» REQUIREMENT
Retype the data that follows line by line, exactly, and leave its pictures out.

-- Begin DATA LINES --

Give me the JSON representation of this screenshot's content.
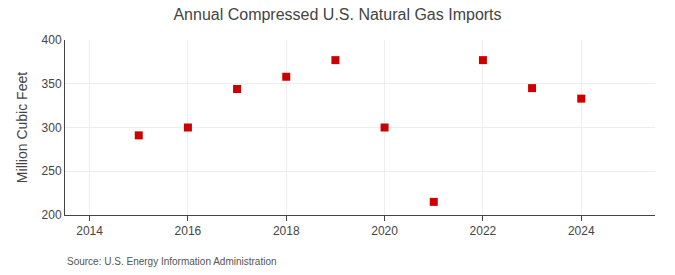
{
  "chart_data": {
    "type": "scatter",
    "title": "Annual Compressed U.S. Natural Gas Imports",
    "ylabel": "Million Cubic Feet",
    "annotations": [
      "Source: U.S. Energy Information Administration"
    ],
    "x": [
      2015,
      2016,
      2017,
      2018,
      2019,
      2020,
      2021,
      2022,
      2023,
      2024
    ],
    "values": [
      291,
      300,
      344,
      358,
      377,
      300,
      215,
      377,
      345,
      333
    ],
    "xlim": [
      2013.5,
      2025.5
    ],
    "ylim": [
      200,
      400
    ],
    "xticks": [
      2014,
      2016,
      2018,
      2020,
      2022,
      2024
    ],
    "yticks": [
      200,
      250,
      300,
      350,
      400
    ],
    "color": "#cc0000",
    "marker": "square",
    "grid": true
  }
}
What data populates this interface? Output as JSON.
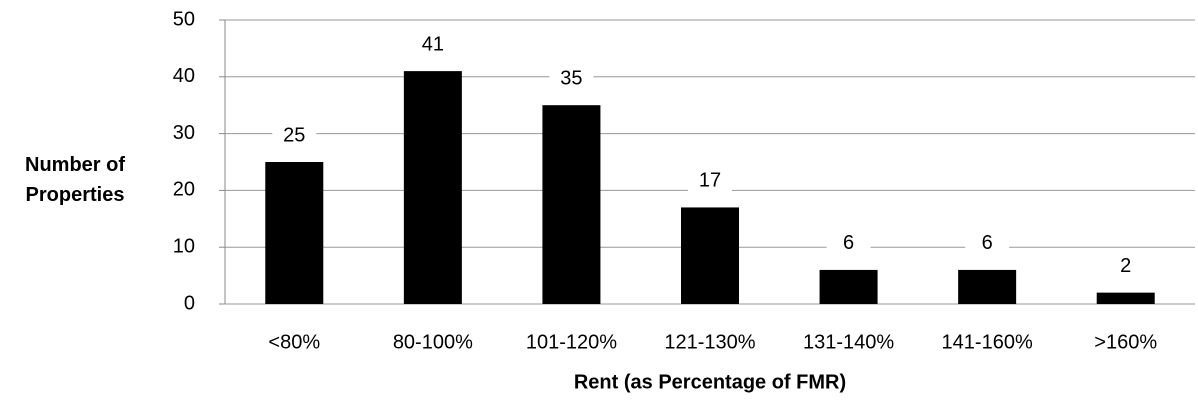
{
  "chart_data": {
    "type": "bar",
    "categories": [
      "<80%",
      "80-100%",
      "101-120%",
      "121-130%",
      "131-140%",
      "141-160%",
      ">160%"
    ],
    "values": [
      25,
      41,
      35,
      17,
      6,
      6,
      2
    ],
    "color": "#000000",
    "ylim": [
      0,
      50
    ],
    "yticks": [
      0,
      10,
      20,
      30,
      40,
      50
    ],
    "grid": true,
    "y_label": "Number of Properties",
    "x_label": "Rent (as Percentage of FMR)"
  }
}
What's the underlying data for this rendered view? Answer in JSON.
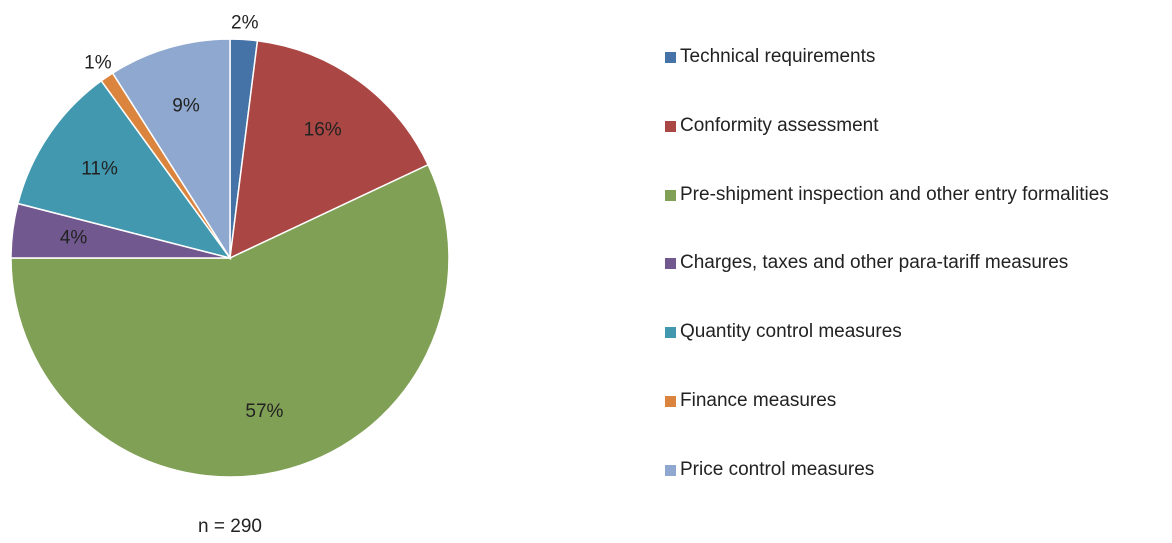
{
  "chart_data": {
    "type": "pie",
    "categories": [
      "Technical requirements",
      "Conformity assessment",
      "Pre-shipment inspection and other entry formalities",
      "Charges, taxes and other para-tariff measures",
      "Quantity control measures",
      "Finance measures",
      "Price control measures"
    ],
    "values": [
      2,
      16,
      57,
      4,
      11,
      1,
      9
    ],
    "value_labels": [
      "2%",
      "16%",
      "57%",
      "4%",
      "11%",
      "1%",
      "9%"
    ],
    "colors": [
      "#4572a7",
      "#aa4643",
      "#80a055",
      "#71588f",
      "#4198af",
      "#db843d",
      "#8fa8cf"
    ],
    "annotation": "n = 290",
    "legend": "right"
  }
}
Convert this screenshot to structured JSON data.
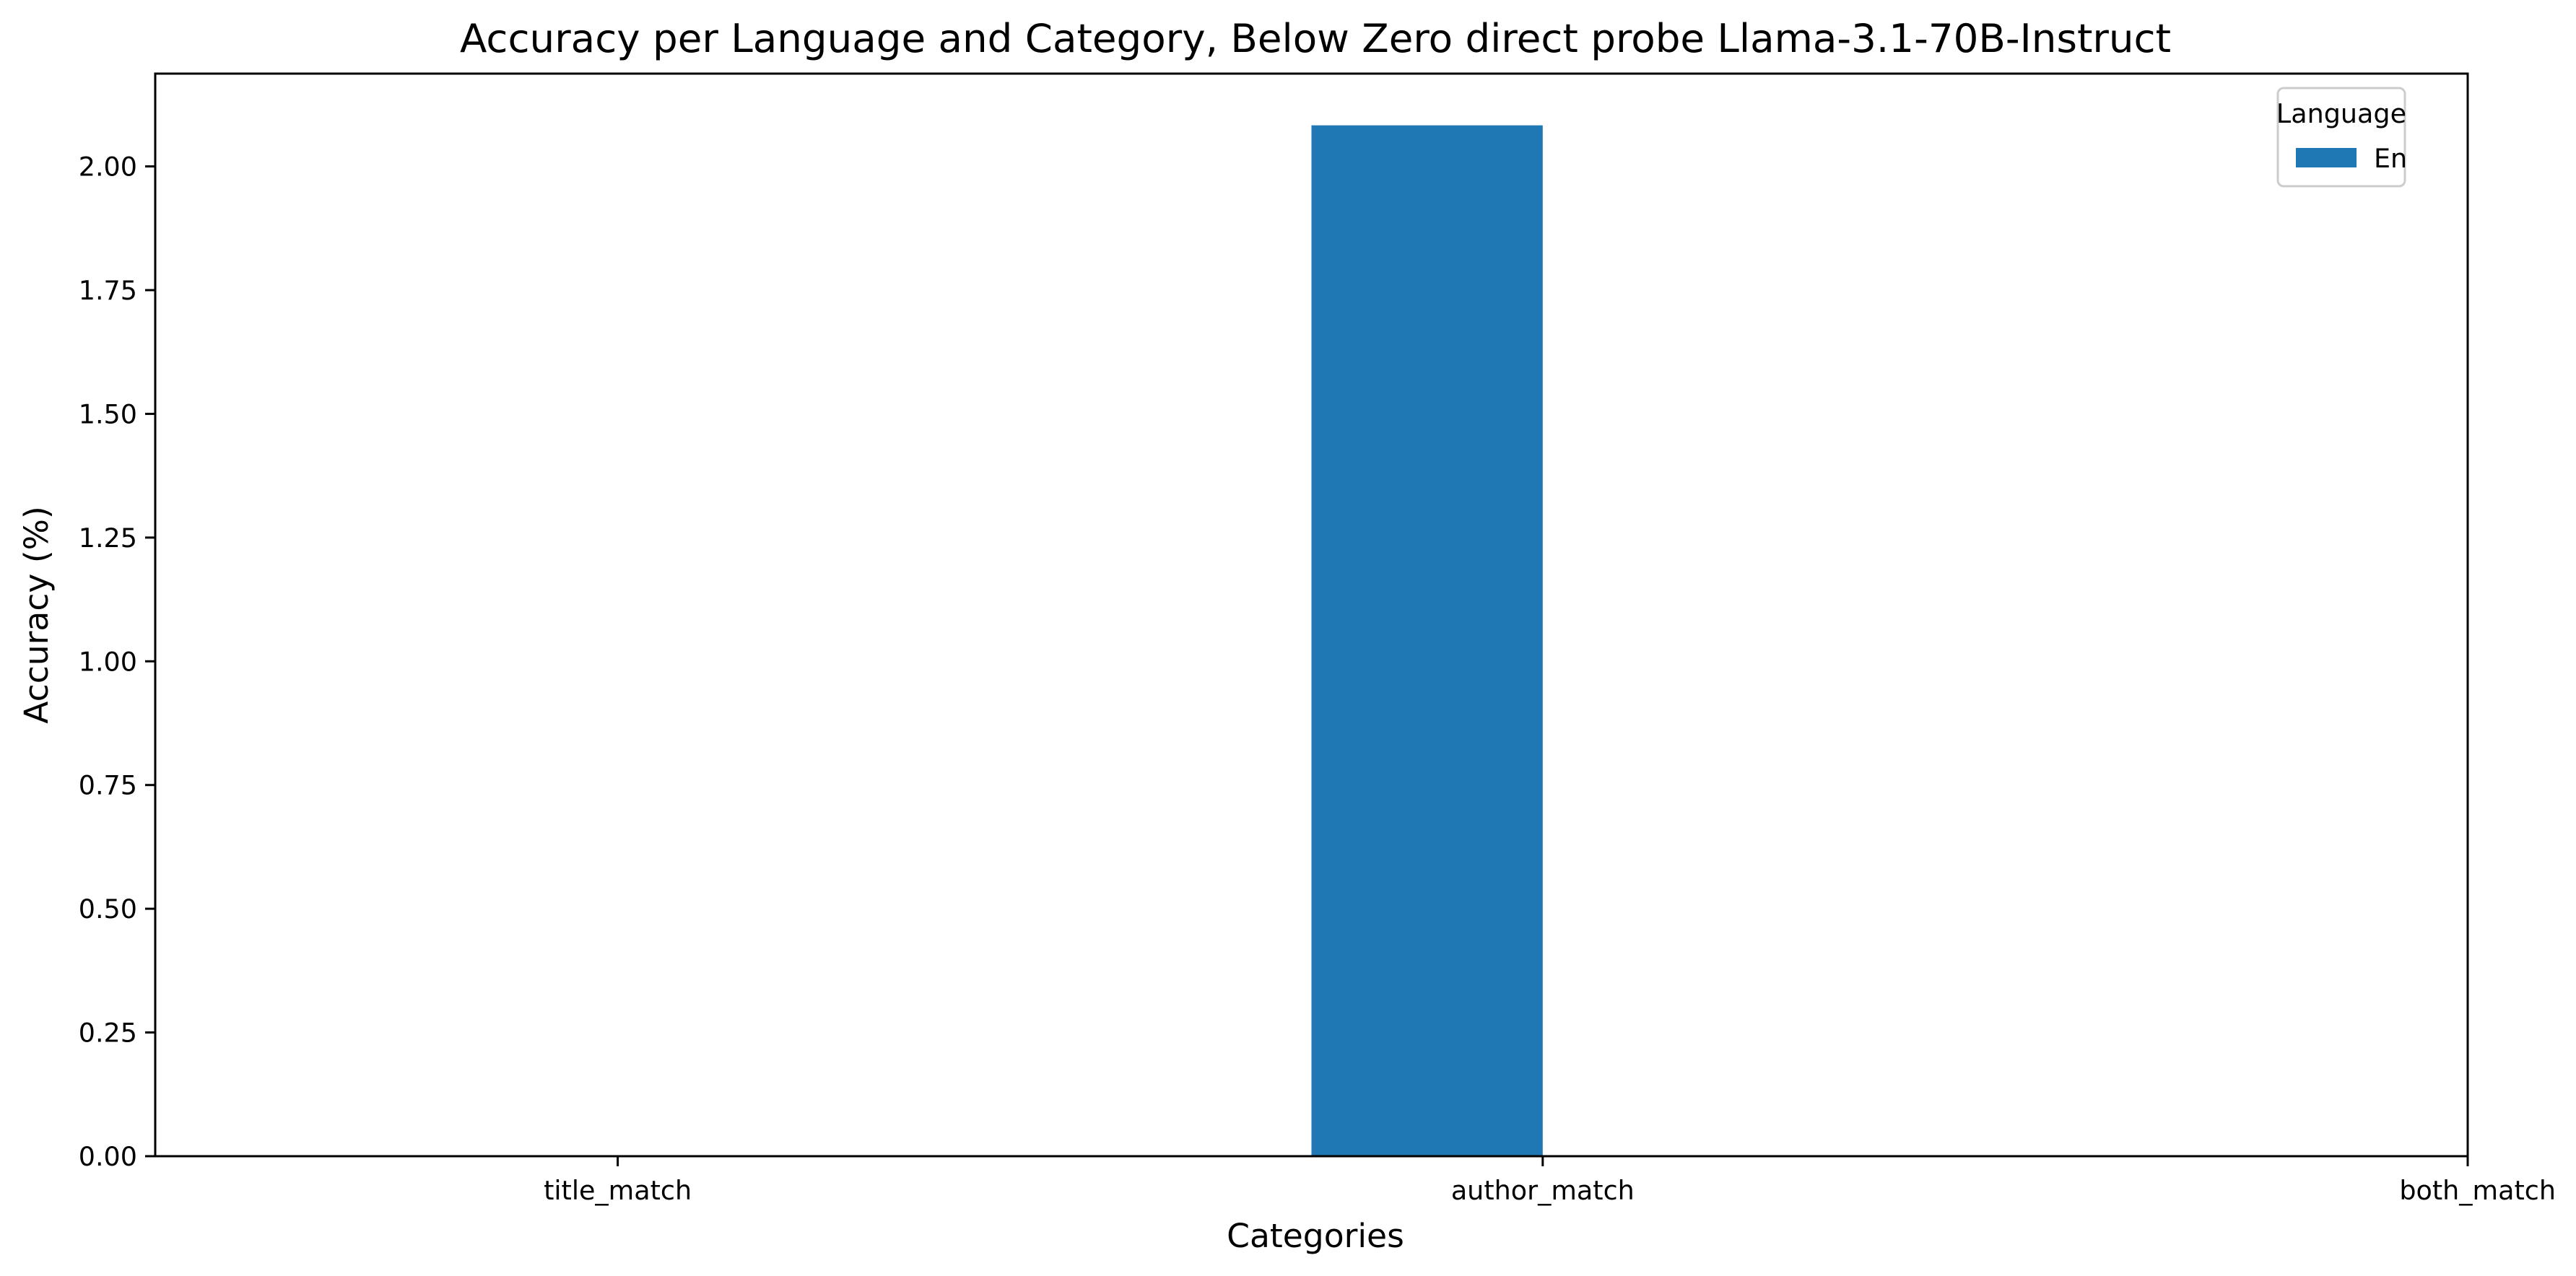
{
  "chart_data": {
    "type": "bar",
    "title": "Accuracy per Language and Category, Below Zero direct probe Llama-3.1-70B-Instruct",
    "xlabel": "Categories",
    "ylabel": "Accuracy (%)",
    "categories": [
      "title_match",
      "author_match",
      "both_match"
    ],
    "series": [
      {
        "name": "En",
        "color": "#1f77b4",
        "values": [
          0.0,
          2.083,
          0.0
        ]
      }
    ],
    "ylim": [
      0,
      2.1875
    ],
    "y_ticks": [
      0.0,
      0.25,
      0.5,
      0.75,
      1.0,
      1.25,
      1.5,
      1.75,
      2.0
    ],
    "y_tick_labels": [
      "0.00",
      "0.25",
      "0.50",
      "0.75",
      "1.00",
      "1.25",
      "1.50",
      "1.75",
      "2.00"
    ],
    "grid": false,
    "legend": {
      "title": "Language",
      "position": "top-right",
      "entries": [
        "En"
      ]
    }
  }
}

-- End DATA LINES --

» TASK OUTPUT
Give me the JSON representation of this screenshot's content.
{
  "chart_data": {
    "type": "scatter",
    "title": "Annual Compressed U.S. Natural Gas Imports",
    "ylabel": "Million Cubic Feet",
    "annotations": [
      "Source: U.S. Energy Information Administration"
    ],
    "x": [
      2015,
      2016,
      2017,
      2018,
      2019,
      2020,
      2021,
      2022,
      2023,
      2024
    ],
    "values": [
      291,
      300,
      344,
      358,
      377,
      300,
      215,
      377,
      345,
      333
    ],
    "xlim": [
      2013.5,
      2025.5
    ],
    "ylim": [
      200,
      400
    ],
    "xticks": [
      2014,
      2016,
      2018,
      2020,
      2022,
      2024
    ],
    "yticks": [
      200,
      250,
      300,
      350,
      400
    ],
    "color": "#cc0000",
    "marker": "square",
    "grid": true
  }
}
What data populates this interface? Output as JSON.
{
  "chart_data": {
    "type": "bar",
    "categories": [
      "<80%",
      "80-100%",
      "101-120%",
      "121-130%",
      "131-140%",
      "141-160%",
      ">160%"
    ],
    "values": [
      25,
      41,
      35,
      17,
      6,
      6,
      2
    ],
    "color": "#000000",
    "ylim": [
      0,
      50
    ],
    "yticks": [
      0,
      10,
      20,
      30,
      40,
      50
    ],
    "grid": true,
    "y_label": "Number of Properties",
    "x_label": "Rent (as Percentage of FMR)"
  }
}
What's the underlying data for this rendered view? Answer in JSON.
{
  "chart_data": {
    "type": "pie",
    "categories": [
      "Technical requirements",
      "Conformity assessment",
      "Pre-shipment inspection and other entry formalities",
      "Charges, taxes and other para-tariff measures",
      "Quantity control measures",
      "Finance measures",
      "Price control measures"
    ],
    "values": [
      2,
      16,
      57,
      4,
      11,
      1,
      9
    ],
    "value_labels": [
      "2%",
      "16%",
      "57%",
      "4%",
      "11%",
      "1%",
      "9%"
    ],
    "colors": [
      "#4572a7",
      "#aa4643",
      "#80a055",
      "#71588f",
      "#4198af",
      "#db843d",
      "#8fa8cf"
    ],
    "annotation": "n = 290",
    "legend": "right"
  }
}
Convert this screenshot to structured JSON data.
{
  "chart_data": {
    "type": "bar",
    "title": "Accuracy per Language and Category, Below Zero direct probe Llama-3.1-70B-Instruct",
    "xlabel": "Categories",
    "ylabel": "Accuracy (%)",
    "categories": [
      "title_match",
      "author_match",
      "both_match"
    ],
    "series": [
      {
        "name": "En",
        "color": "#1f77b4",
        "values": [
          0.0,
          2.083,
          0.0
        ]
      }
    ],
    "ylim": [
      0,
      2.1875
    ],
    "y_ticks": [
      0.0,
      0.25,
      0.5,
      0.75,
      1.0,
      1.25,
      1.5,
      1.75,
      2.0
    ],
    "y_tick_labels": [
      "0.00",
      "0.25",
      "0.50",
      "0.75",
      "1.00",
      "1.25",
      "1.50",
      "1.75",
      "2.00"
    ],
    "grid": false,
    "legend": {
      "title": "Language",
      "position": "top-right",
      "entries": [
        "En"
      ]
    }
  }
}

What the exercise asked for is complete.